* [MATERIAL PROVIDED]:
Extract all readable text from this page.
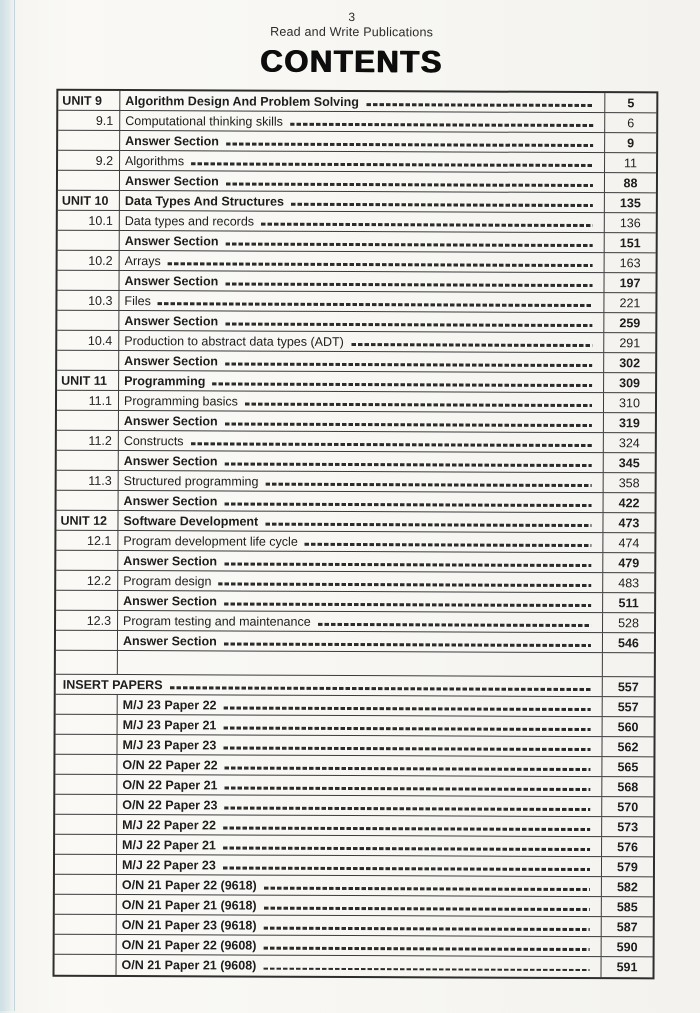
3
Read and Write Publications
CONTENTS
UNIT 9	Algorithm Design And Problem Solving	5
9.1 Computational thinking skills	6
Answer Section	9
9.2 Algorithms	11
Answer Section	88
UNIT 10	Data Types And Structures	135
10.1 Data types and records	136
Answer Section	151
10.2 Arrays	163
Answer Section	197
10.3 Files	221
Answer Section	259
10.4 Production to abstract data types (ADT)	291
Answer Section	302
UNIT 11	Programming	309
11.1 Programming basics	310
Answer Section	319
11.2 Constructs	324
Answer Section	345
11.3 Structured programming	358
Answer Section	422
UNIT 12	Software Development	473
12.1 Program development life cycle	474
Answer Section	479
12.2 Program design	483
Answer Section	511
12.3 Program testing and maintenance	528
Answer Section	546
INSERT PAPERS	557
M/J 23 Paper 22	557
M/J 23 Paper 21	560
M/J 23 Paper 23	562
O/N 22 Paper 22	565
O/N 22 Paper 21	568
O/N 22 Paper 23	570
M/J 22 Paper 22	573
M/J 22 Paper 21	576
M/J 22 Paper 23	579
O/N 21 Paper 22 (9618)	582
O/N 21 Paper 21 (9618)	585
O/N 21 Paper 23 (9618)	587
O/N 21 Paper 22 (9608)	590
O/N 21 Paper 21 (9608)	591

* [TASK INSTRUCTIONS]:
Identify the lines in the entries above that contain "Answer", then copy them out.

* [SOLUTION BELOW]:
Answer Section	9
Answer Section	88
Answer Section	151
Answer Section	197
Answer Section	259
Answer Section	302
Answer Section	319
Answer Section	345
Answer Section	422
Answer Section	479
Answer Section	511
Answer Section	546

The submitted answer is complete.